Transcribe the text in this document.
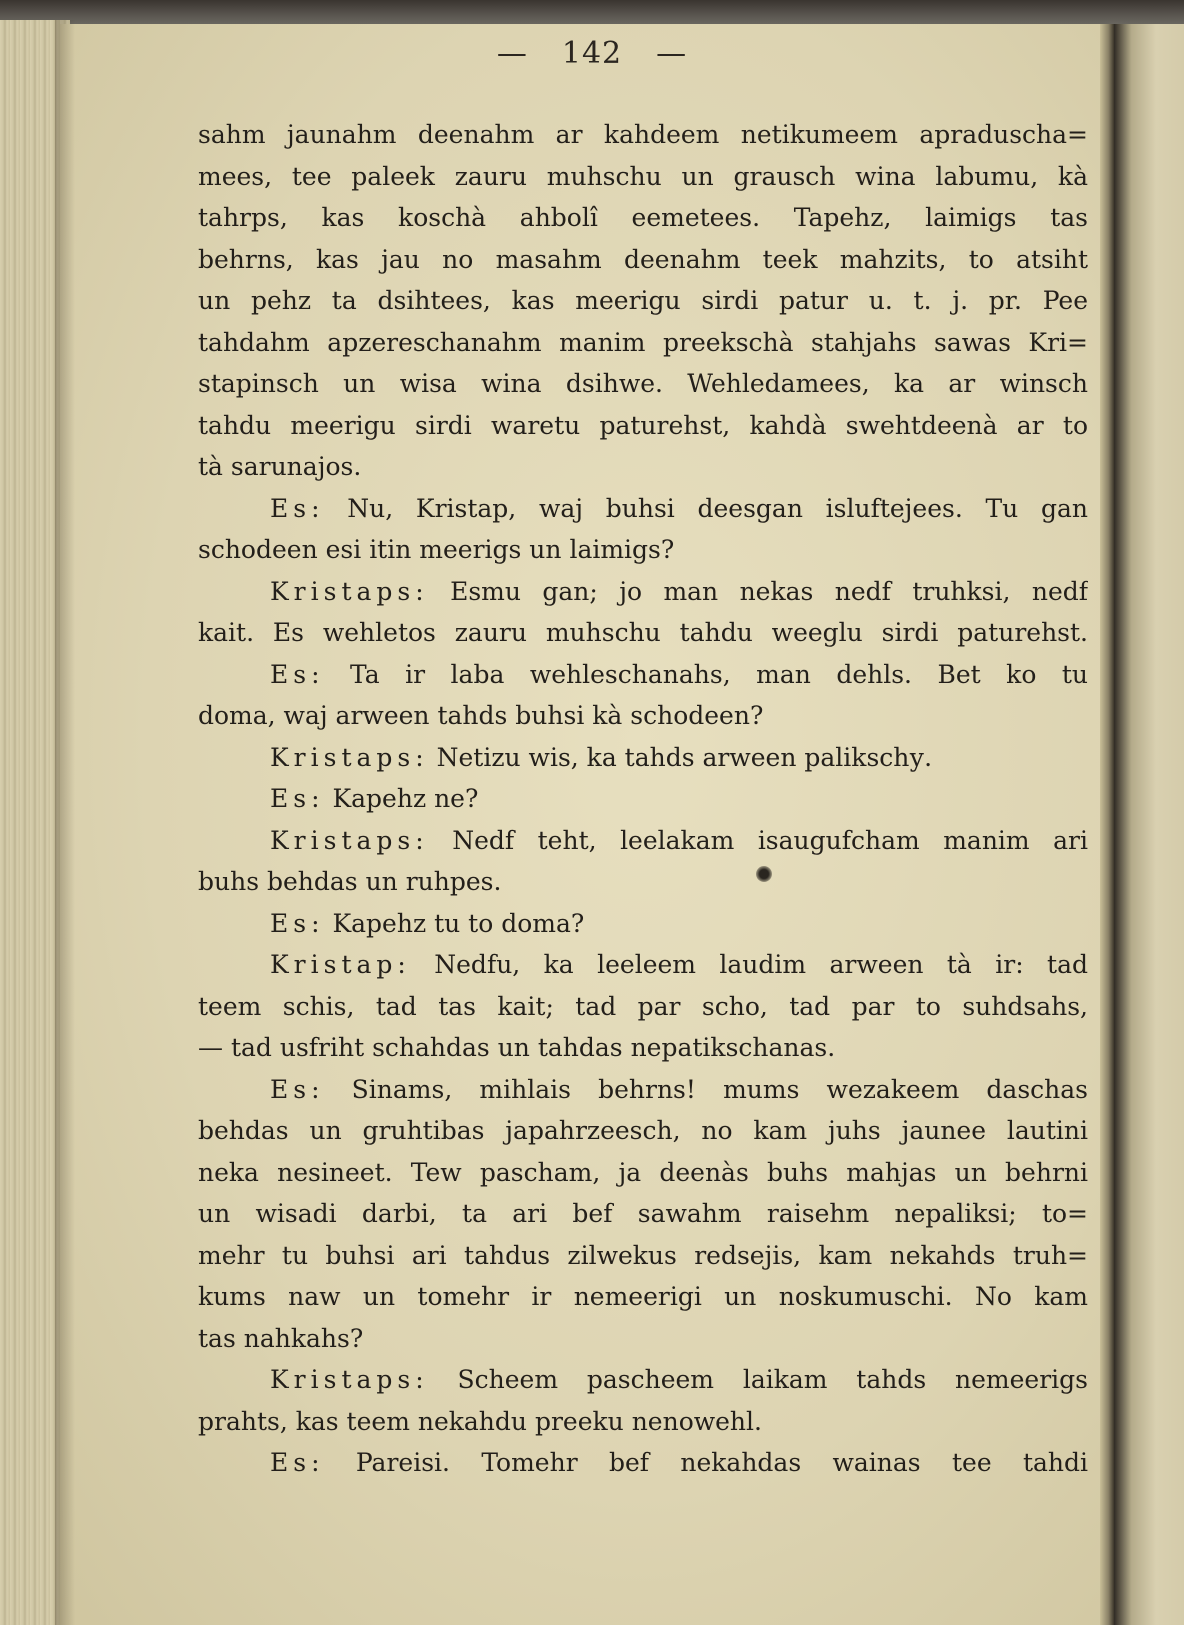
— 142 —
sahm jaunahm deenahm ar kahdeem netikumeem apraduschа=
mees, tee paleek zauru muhschu un grausch wina labumu, kà
tahrps, kas koschà ahbolî eemetees. Tapehz, laimigs tas
behrns, kas jau no masahm deenahm teek mahzits, to atsiht
un pehz ta dsihtees, kas meerigu sirdi patur u. t. j. pr. Pee
tahdahm apzereschanahm manim preekschà stahjahs sawas Kri=
stapinsch un wisa wina dsihwe. Wehledamees, ka ar winsch
tahdu meerigu sirdi waretu paturehst, kahdà swehtdeenà ar to
tà sarunajos.
Es: Nu, Kristap, waj buhsi deesgan isluftejees. Tu gan
schodeen esi itin meerigs un laimigs?
Kristaps: Esmu gan; jo man nekas nedf truhksi, nedf
kait. Es wehletos zauru muhschu tahdu weeglu sirdi paturehst.
Es: Ta ir laba wehleschanahs, man dehls. Bet ko tu
doma, waj arween tahds buhsi kà schodeen?
Kristaps: Netizu wis, ka tahds arween palikschу.
Es: Kapehz ne?
Kristaps: Nedf teht, leelakam isaugufcham manim ari
buhs behdas un ruhpes.
Es: Kapehz tu to doma?
Kristap: Nedfu, ka leeleem laudim arween tà ir: tad
teem schis, tad tas kait; tad par scho, tad par to suhdsahs,
— tad usfriht schahdas un tahdas nepatikschanas.
Es: Sinams, mihlais behrns! mums wezakeem daschas
behdas un gruhtibas japahrzeesch, no kam juhs jaunee lautini
neka nesineet. Tew pascham, ja deenàs buhs mahjas un behrni
un wisadi darbi, ta ari bef sawahm raisehm nepaliksi; to=
mehr tu buhsi ari tahdus zilwekus redsejis, kam nekahds truh=
kums naw un tomehr ir nemeerigi un noskumuschi. No kam
tas nahkahs?
Kristaps: Scheem pascheem laikam tahds nemeerigs
prahts, kas teem nekahdu preeku nenowehl.
Es: Pareisi. Tomehr bef nekahdas wainas tee tahdi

• • •

▸ **The problem**
Copy each line exactly, and leave the pictures out of your copy.

▸ **Solution to the exercise**
Transcribe the text in this document.
— 142 —
sahm jaunahm deenahm ar kahdeem netikumeem apraduschа=
mees, tee paleek zauru muhschu un grausch wina labumu, kà
tahrps, kas koschà ahbolî eemetees. Tapehz, laimigs tas
behrns, kas jau no masahm deenahm teek mahzits, to atsiht
un pehz ta dsihtees, kas meerigu sirdi patur u. t. j. pr. Pee
tahdahm apzereschanahm manim preekschà stahjahs sawas Kri=
stapinsch un wisa wina dsihwe. Wehledamees, ka ar winsch
tahdu meerigu sirdi waretu paturehst, kahdà swehtdeenà ar to
tà sarunajos.
Es: Nu, Kristap, waj buhsi deesgan isluftejees. Tu gan
schodeen esi itin meerigs un laimigs?
Kristaps: Esmu gan; jo man nekas nedf truhksi, nedf
kait. Es wehletos zauru muhschu tahdu weeglu sirdi paturehst.
Es: Ta ir laba wehleschanahs, man dehls. Bet ko tu
doma, waj arween tahds buhsi kà schodeen?
Kristaps: Netizu wis, ka tahds arween palikschу.
Es: Kapehz ne?
Kristaps: Nedf teht, leelakam isaugufcham manim ari
buhs behdas un ruhpes.
Es: Kapehz tu to doma?
Kristap: Nedfu, ka leeleem laudim arween tà ir: tad
teem schis, tad tas kait; tad par scho, tad par to suhdsahs,
— tad usfriht schahdas un tahdas nepatikschanas.
Es: Sinams, mihlais behrns! mums wezakeem daschas
behdas un gruhtibas japahrzeesch, no kam juhs jaunee lautini
neka nesineet. Tew pascham, ja deenàs buhs mahjas un behrni
un wisadi darbi, ta ari bef sawahm raisehm nepaliksi; to=
mehr tu buhsi ari tahdus zilwekus redsejis, kam nekahds truh=
kums naw un tomehr ir nemeerigi un noskumuschi. No kam
tas nahkahs?
Kristaps: Scheem pascheem laikam tahds nemeerigs
prahts, kas teem nekahdu preeku nenowehl.
Es: Pareisi. Tomehr bef nekahdas wainas tee tahdi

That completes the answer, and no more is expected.